> **AVAILABLE RECORDS**:
══════

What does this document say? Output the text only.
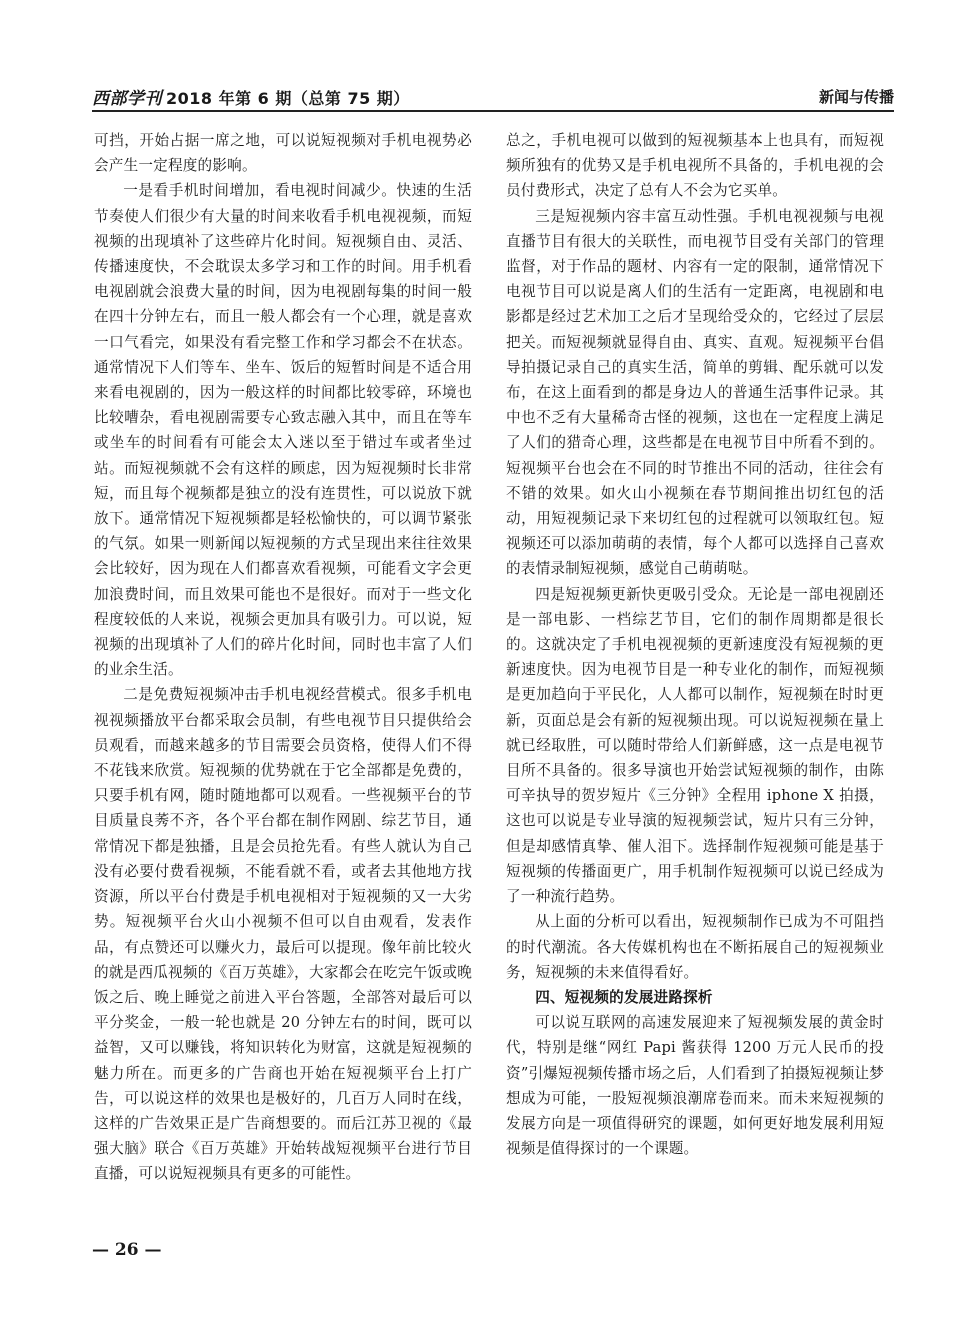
西部学刊 2018 年第 6 期（总第 75 期）	新闻与传播

可挡，开始占据一席之地，可以说短视频对手机电视势必会产生一定程度的影响。

一是看手机时间增加，看电视时间减少。快速的生活节奏使人们很少有大量的时间来收看手机电视视频，而短视频的出现填补了这些碎片化时间。短视频自由、灵活、传播速度快，不会耽误太多学习和工作的时间。用手机看电视剧就会浪费大量的时间，因为电视剧每集的时间一般在四十分钟左右，而且一般人都会有一个心理，就是喜欢一口气看完，如果没有看完整工作和学习都会不在状态。通常情况下人们等车、坐车、饭后的短暂时间是不适合用来看电视剧的，因为一般这样的时间都比较零碎，环境也比较嘈杂，看电视剧需要专心致志融入其中，而且在等车或坐车的时间看有可能会太入迷以至于错过车或者坐过站。而短视频就不会有这样的顾虑，因为短视频时长非常短，而且每个视频都是独立的没有连贯性，可以说放下就放下。通常情况下短视频都是轻松愉快的，可以调节紧张的气氛。如果一则新闻以短视频的方式呈现出来往往效果会比较好，因为现在人们都喜欢看视频，可能看文字会更加浪费时间，而且效果可能也不是很好。而对于一些文化程度较低的人来说，视频会更加具有吸引力。可以说，短视频的出现填补了人们的碎片化时间，同时也丰富了人们的业余生活。

二是免费短视频冲击手机电视经营模式。很多手机电视视频播放平台都采取会员制，有些电视节目只提供给会员观看，而越来越多的节目需要会员资格，使得人们不得不花钱来欣赏。短视频的优势就在于它全部都是免费的，只要手机有网，随时随地都可以观看。一些视频平台的节目质量良莠不齐，各个平台都在制作网剧、综艺节目，通常情况下都是独播，且是会员抢先看。有些人就认为自己没有必要付费看视频，不能看就不看，或者去其他地方找资源，所以平台付费是手机电视相对于短视频的又一大劣势。短视频平台火山小视频不但可以自由观看，发表作品，有点赞还可以赚火力，最后可以提现。像年前比较火的就是西瓜视频的《百万英雄》，大家都会在吃完午饭或晚饭之后、晚上睡觉之前进入平台答题，全部答对最后可以平分奖金，一般一轮也就是 20 分钟左右的时间，既可以益智，又可以赚钱，将知识转化为财富，这就是短视频的魅力所在。而更多的广告商也开始在短视频平台上打广告，可以说这样的效果也是极好的，几百万人同时在线，这样的广告效果正是广告商想要的。而后江苏卫视的《最强大脑》联合《百万英雄》开始转战短视频平台进行节目直播，可以说短视频具有更多的可能性。

总之，手机电视可以做到的短视频基本上也具有，而短视频所独有的优势又是手机电视所不具备的，手机电视的会员付费形式，决定了总有人不会为它买单。

三是短视频内容丰富互动性强。手机电视视频与电视直播节目有很大的关联性，而电视节目受有关部门的管理监督，对于作品的题材、内容有一定的限制，通常情况下电视节目可以说是离人们的生活有一定距离，电视剧和电影都是经过艺术加工之后才呈现给受众的，它经过了层层把关。而短视频就显得自由、真实、直观。短视频平台倡导拍摄记录自己的真实生活，简单的剪辑、配乐就可以发布，在这上面看到的都是身边人的普通生活事件记录。其中也不乏有大量稀奇古怪的视频，这也在一定程度上满足了人们的猎奇心理，这些都是在电视节目中所看不到的。短视频平台也会在不同的时节推出不同的活动，往往会有不错的效果。如火山小视频在春节期间推出切红包的活动，用短视频记录下来切红包的过程就可以领取红包。短视频还可以添加萌萌的表情，每个人都可以选择自己喜欢的表情录制短视频，感觉自己萌萌哒。

四是短视频更新快更吸引受众。无论是一部电视剧还是一部电影、一档综艺节目，它们的制作周期都是很长的。这就决定了手机电视视频的更新速度没有短视频的更新速度快。因为电视节目是一种专业化的制作，而短视频是更加趋向于平民化，人人都可以制作，短视频在时时更新，页面总是会有新的短视频出现。可以说短视频在量上就已经取胜，可以随时带给人们新鲜感，这一点是电视节目所不具备的。很多导演也开始尝试短视频的制作，由陈可辛执导的贺岁短片《三分钟》全程用 iphone X 拍摄，这也可以说是专业导演的短视频尝试，短片只有三分钟，但是却感情真挚、催人泪下。选择制作短视频可能是基于短视频的传播面更广，用手机制作短视频可以说已经成为了一种流行趋势。

从上面的分析可以看出，短视频制作已成为不可阻挡的时代潮流。各大传媒机构也在不断拓展自己的短视频业务，短视频的未来值得看好。

四、短视频的发展进路探析

可以说互联网的高速发展迎来了短视频发展的黄金时代，特别是继“网红 Papi 酱获得 1200 万元人民币的投资”引爆短视频传播市场之后，人们看到了拍摄短视频让梦想成为可能，一股短视频浪潮席卷而来。而未来短视频的发展方向是一项值得研究的课题，如何更好地发展利用短视频是值得探讨的一个课题。

— 26 —
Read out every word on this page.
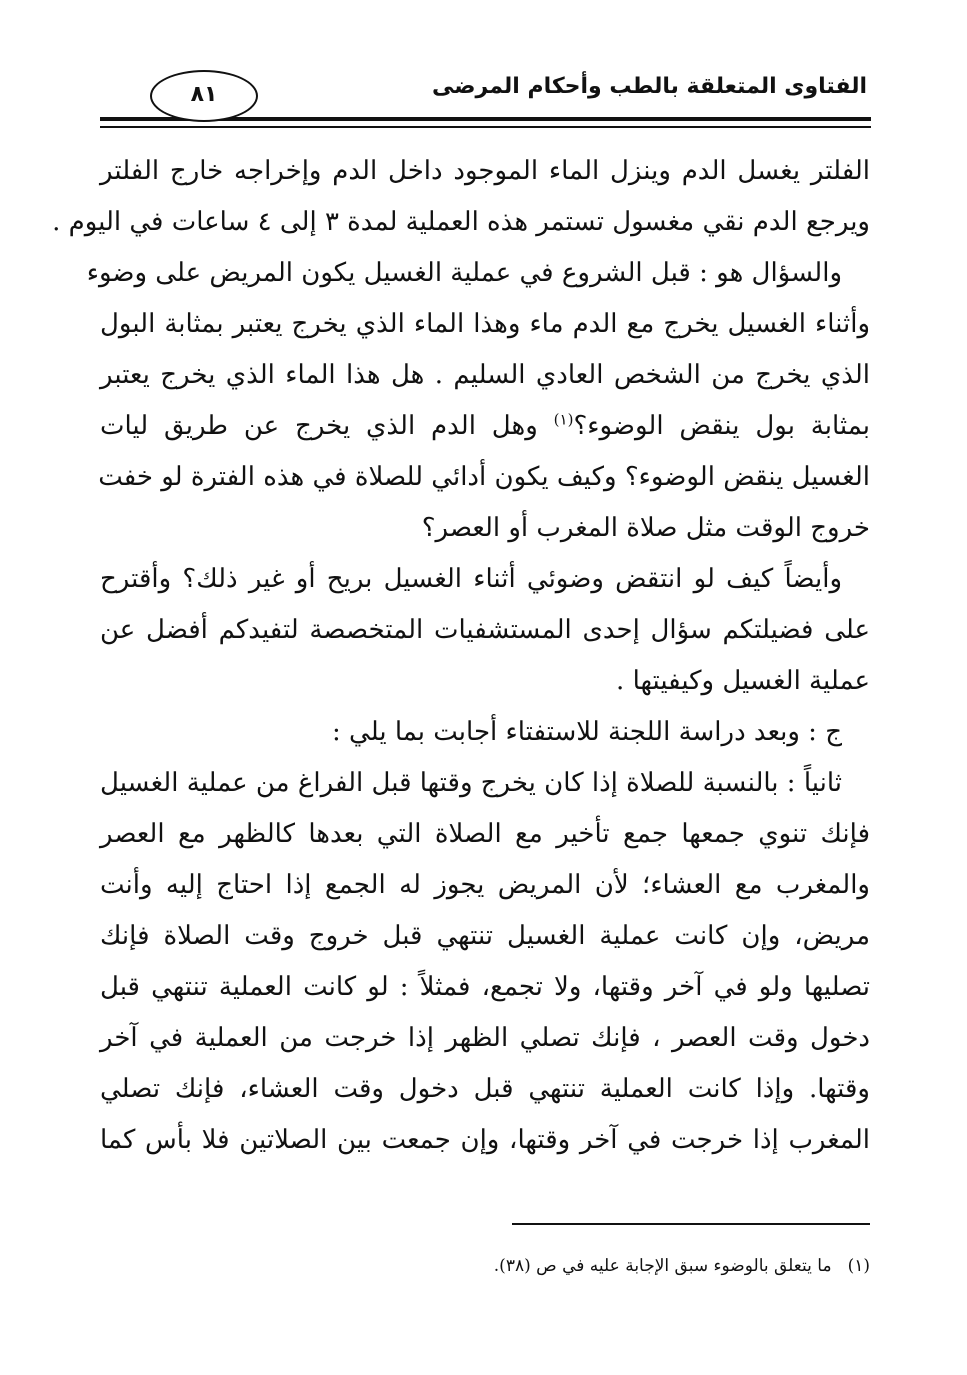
الفتاوى المتعلقة بالطب وأحكام المرضى
٨١
الفلتر يغسل الدم وينزل الماء الموجود داخل الدم وإخراجه خارج الفلتر
ويرجع الدم نقي مغسول تستمر هذه العملية لمدة ٣ إلى ٤ ساعات في اليوم .
والسؤال هو : قبل الشروع في عملية الغسيل يكون المريض على وضوء
وأثناء الغسيل يخرج مع الدم ماء وهذا الماء الذي يخرج يعتبر بمثابة البول
الذي يخرج من الشخص العادي السليم . هل هذا الماء الذي يخرج يعتبر
بمثابة بول ينقض الوضوء؟$^{(١)}$ وهل الدم الذي يخرج عن طريق ليات
الغسيل ينقض الوضوء؟ وكيف يكون أدائي للصلاة في هذه الفترة لو خفت
خروج الوقت مثل صلاة المغرب أو العصر؟
وأيضاً كيف لو انتقض وضوئي أثناء الغسيل بريح أو غير ذلك؟ وأقترح
على فضيلتكم سؤال إحدى المستشفيات المتخصصة لتفيدكم أفضل عن
عملية الغسيل وكيفيتها .
ج : وبعد دراسة اللجنة للاستفتاء أجابت بما يلي :
ثانياً : بالنسبة للصلاة إذا كان يخرج وقتها قبل الفراغ من عملية الغسيل
فإنك تنوي جمعها جمع تأخير مع الصلاة التي بعدها كالظهر مع العصر
والمغرب مع العشاء؛ لأن المريض يجوز له الجمع إذا احتاج إليه وأنت
مريض، وإن كانت عملية الغسيل تنتهي قبل خروج وقت الصلاة فإنك
تصليها ولو في آخر وقتها، ولا تجمع، فمثلاً : لو كانت العملية تنتهي قبل
دخول وقت العصر ، فإنك تصلي الظهر إذا خرجت من العملية في آخر
وقتها. وإذا كانت العملية تنتهي قبل دخول وقت العشاء، فإنك تصلي
المغرب إذا خرجت في آخر وقتها، وإن جمعت بين الصلاتين فلا بأس كما
(١)ما يتعلق بالوضوء سبق الإجابة عليه في ص (٣٨).
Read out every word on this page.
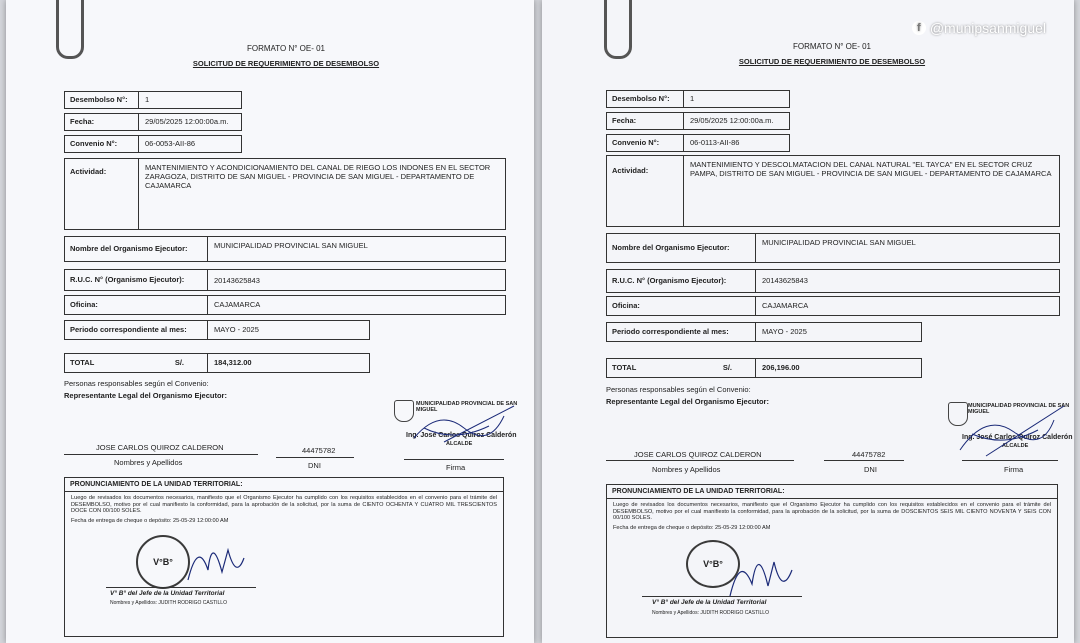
FORMATO N° OE- 01
SOLICITUD DE REQUERIMIENTO DE DESEMBOLSO
Desembolso N°:	1
Fecha:	29/05/2025 12:00:00a.m.
Convenio N°:	06-0053-AII-86
Actividad:	MANTENIMIENTO Y ACONDICIONAMIENTO DEL CANAL DE RIEGO LOS INDONES EN EL SECTOR ZARAGOZA, DISTRITO DE SAN MIGUEL - PROVINCIA DE SAN MIGUEL - DEPARTAMENTO DE CAJAMARCA
Nombre del Organismo Ejecutor:	MUNICIPALIDAD PROVINCIAL SAN MIGUEL
R.U.C. N° (Organismo Ejecutor):	20143625843
Oficina:	CAJAMARCA
Periodo correspondiente al mes:	MAYO - 2025
TOTAL	S/.	184,312.00
Personas responsables según el Convenio:
Representante Legal del Organismo Ejecutor:
MUNICIPALIDAD PROVINCIAL DE SAN MIGUEL
Ing. José Carlos Quiroz Calderón
ALCALDE
JOSE CARLOS QUIROZ CALDERON	44475782
Nombres y Apellidos	DNI	Firma
PRONUNCIAMIENTO DE LA UNIDAD TERRITORIAL:
Luego de revisados los documentos necesarios, manifiesto que el Organismo Ejecutor ha cumplido con los requisitos establecidos en el convenio para el trámite del DESEMBOLSO, motivo por el cual manifiesto la conformidad, para la aprobación de la solicitud, por la suma de CIENTO OCHENTA Y CUATRO MIL TRESCIENTOS DOCE CON 00/100 SOLES.
Fecha de entrega de cheque o depósito: 25-05-29 12:00:00 AM
V°B°
V° B° del Jefe de la Unidad Territorial
Nombres y Apellidos: JUDITH RODRIGO CASTILLO
f @munipsanmiguel
FORMATO N° OE- 01
SOLICITUD DE REQUERIMIENTO DE DESEMBOLSO
Desembolso N°:	1
Fecha:	29/05/2025 12:00:00a.m.
Convenio N°:	06-0113-AII-86
Actividad:
MANTENIMIENTO Y DESCOLMATACION DEL CANAL NATURAL "EL TAYCA" EN EL SECTOR CRUZ PAMPA, DISTRITO DE SAN MIGUEL - PROVINCIA DE SAN MIGUEL - DEPARTAMENTO DE CAJAMARCA
Nombre del Organismo Ejecutor:
MUNICIPALIDAD PROVINCIAL SAN MIGUEL
R.U.C. N° (Organismo Ejecutor):	20143625843
Oficina:	CAJAMARCA
Periodo correspondiente al mes:	MAYO - 2025
TOTAL	S/.	206,196.00
Personas responsables según el Convenio:
Representante Legal del Organismo Ejecutor:	MUNICIPALIDAD PROVINCIAL DE SAN MIGUEL
Ing. José Carlos Quiroz Calderón
ALCALDE
JOSE CARLOS QUIROZ CALDERON	44475782
Nombres y Apellidos	DNI	Firma
PRONUNCIAMIENTO DE LA UNIDAD TERRITORIAL:
Luego de revisados los documentos necesarios, manifiesto que el Organismo Ejecutor ha cumplido con los requisitos establecidos en el convenio para el trámite del DESEMBOLSO, motivo por el cual manifiesto la conformidad, para la aprobación de la solicitud, por la suma de DOSCIENTOS SEIS MIL CIENTO NOVENTA Y SEIS CON 00/100 SOLES.
Fecha de entrega de cheque o depósito: 25-05-29 12:00:00 AM
V°B°
V° B° del Jefe de la Unidad Territorial
Nombres y Apellidos: JUDITH RODRIGO CASTILLO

══════

> **PROBLEM DESCRIPTION**: Show the lines that mention the word "DISTRITO".

> **EXERCISE RESPONSE**:
Actividad:	MANTENIMIENTO Y ACONDICIONAMIENTO DEL CANAL DE RIEGO LOS INDONES EN EL SECTOR ZARAGOZA, DISTRITO DE SAN MIGUEL - PROVINCIA DE SAN MIGUEL - DEPARTAMENTO DE CAJAMARCA
MANTENIMIENTO Y DESCOLMATACION DEL CANAL NATURAL "EL TAYCA" EN EL SECTOR CRUZ PAMPA, DISTRITO DE SAN MIGUEL - PROVINCIA DE SAN MIGUEL - DEPARTAMENTO DE CAJAMARCA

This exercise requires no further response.